— START EXCERPTED PASSAGE —

Derbyshire (Chapter 17)

Good morning, Your Grace

“… George Brown, deputy prime minister in the 1960s, an unforgettable yet seemingly forgotten politician who was MP for Belper, once expressed bemusement about the county: ‘I can’t make head nor tail of Derbyshire. Every time I think I’ve got it pinned, I find another bit where everybody’s totally different.’ It is full of surprises, full of quirkiness, full of eccentricity. There is, for instance, Matlock Bath, the only inland seaside resort I have ever encountered. It has an esplanade complete with amusement arcades, aquarium (the old Victorian baths, now handed over to the carp), chip shops, a sort of beach pavilion, and pubs and cafés where you can sit outside and admire the view. Which is the traffic on the A6. There is the river behind that, but it is inaccessible and almost invisible. There is even a kind of Sunday afternoon passeggiata, which comprises the motorcyclists strolling up anddown admiring each other’s machines. In the autumn there are illuminations, just like Blackpool.

Devon (Chapter 5)

Watch the wall, my darling

“… All over the South Hams, locals and visitors were taking part in the traditional holiday-time motorised folk dance to get by without bashing into banks, buttresses and garden walls. It is like a sideways limbo mixed with a Maori haka. The inhabitants are able to execute the steps with practised elegance, if not much grace: the trick is to use a show of aggression, then make the visitors do the reversing – especially if the opposition comprises a nerve-wracked woman from north London with a Range Rover full of infants. In places, especially on the overgrown tracks leading to the beaches or where the spring tide in the creeks laps across the tarmac, it is hard enough even for one car to get by. In Dartmouth, I watched a 30,000-ton cruise liner trying to escape the harbour on what looked to me like an iffily low tide. But that was nothing compared to the terrifying sight of the double-decker 93 bus to Kingsbridge trying to barrel its way through Stoke Fleming.”

Dorset (Chapter 27)

— END EXCERPTED PASSAGE —

> _THE PROBLEM_:
Supply the next portion of the county excerpts, beginning immediately after the heading "Dorset (Chapter 27)". The items that come next are taken from a separate source unrelated to the county excerpts.

— START STORED ROWS —

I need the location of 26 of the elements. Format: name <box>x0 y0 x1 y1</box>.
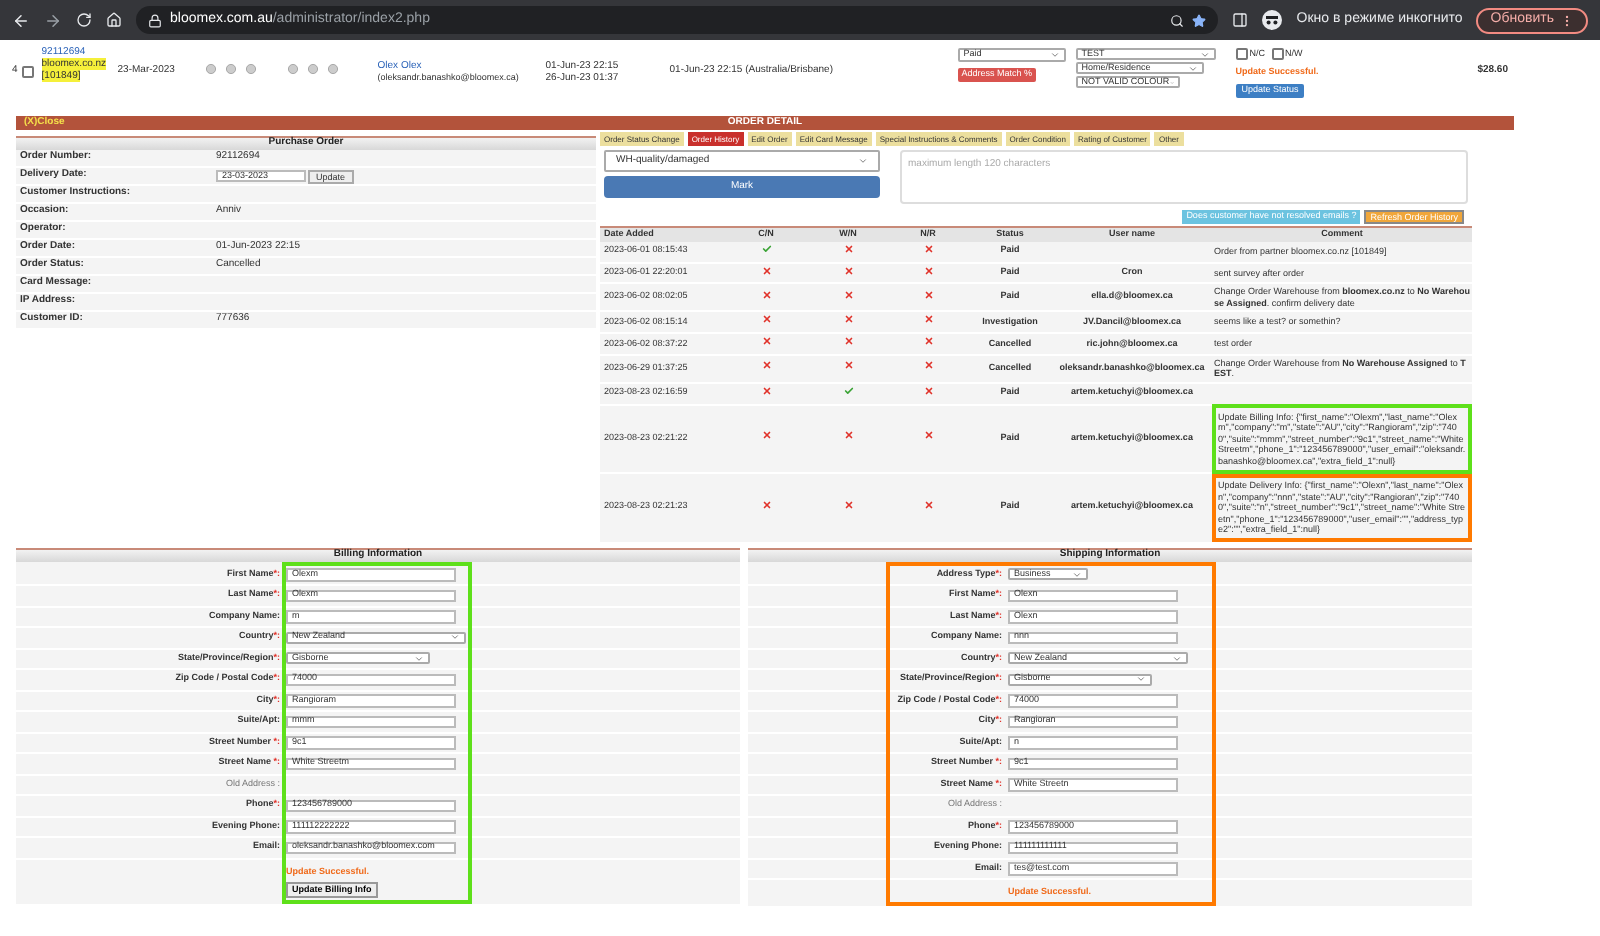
circle-icon[interactable] <box>307 64 318 74</box>
chevron-icon <box>1136 674 1146 685</box>
chevron-icon <box>1072 569 1082 580</box>
side-panel-icon[interactable] <box>1232 12 1249 28</box>
circle-icon[interactable] <box>327 64 338 74</box>
reload-icon[interactable] <box>76 12 92 28</box>
circle-icon[interactable] <box>205 64 216 74</box>
home-icon[interactable] <box>106 12 122 28</box>
lock-icon <box>148 13 162 27</box>
chevron-icon <box>858 156 868 166</box>
checkbox[interactable] <box>1235 48 1248 61</box>
chevron-icon <box>414 653 424 664</box>
search-icon[interactable] <box>1170 13 1185 27</box>
incognito-icon[interactable] <box>1262 10 1283 30</box>
checkbox[interactable] <box>21 65 34 78</box>
checkbox[interactable] <box>1271 48 1284 61</box>
forward-icon[interactable] <box>44 11 62 29</box>
circle-icon[interactable] <box>287 64 298 74</box>
more-icon <box>1560 13 1574 27</box>
chevron-icon <box>450 632 460 643</box>
circle-icon[interactable] <box>225 64 236 74</box>
chevron-icon <box>1172 653 1182 664</box>
star-icon[interactable] <box>1192 13 1207 27</box>
circle-icon[interactable] <box>245 64 256 74</box>
chevron-icon <box>1049 50 1060 60</box>
back-icon[interactable] <box>12 11 30 29</box>
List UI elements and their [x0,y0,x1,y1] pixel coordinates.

— END STORED ROWS —

> _EXERCISE ANSWER_:
Land of the rising sap

“… Everybody knows the giant of Cerne Abbas, trilled Arthur Mee in his 1939 guide to Dorset: ‘He equals thirty tall men standing one on the other, each of his fingers measures seven feet, and the club in his hand is forty feet long.’ All of which may be true, but it is not his fingers or his club that anyone notices. In Sussex, not an especially demure county, the hillside chalk figure of the Long Man of Wilmington is almost well enough clad to pass at a garden party arranged by the Hove Conservative Association. His Dorset rival would be wholly unacceptable even on Brighton’s nudist beach. The Cerne Abbas giant is in possession of Britain’s biggest, most famous and longest-lasting erection. Estimates of its size range from twenty feet, which looks like an underestimate, to forty. But perhaps it is so realistic it varies according to the quality of the company.”

Durham (Chapter 4)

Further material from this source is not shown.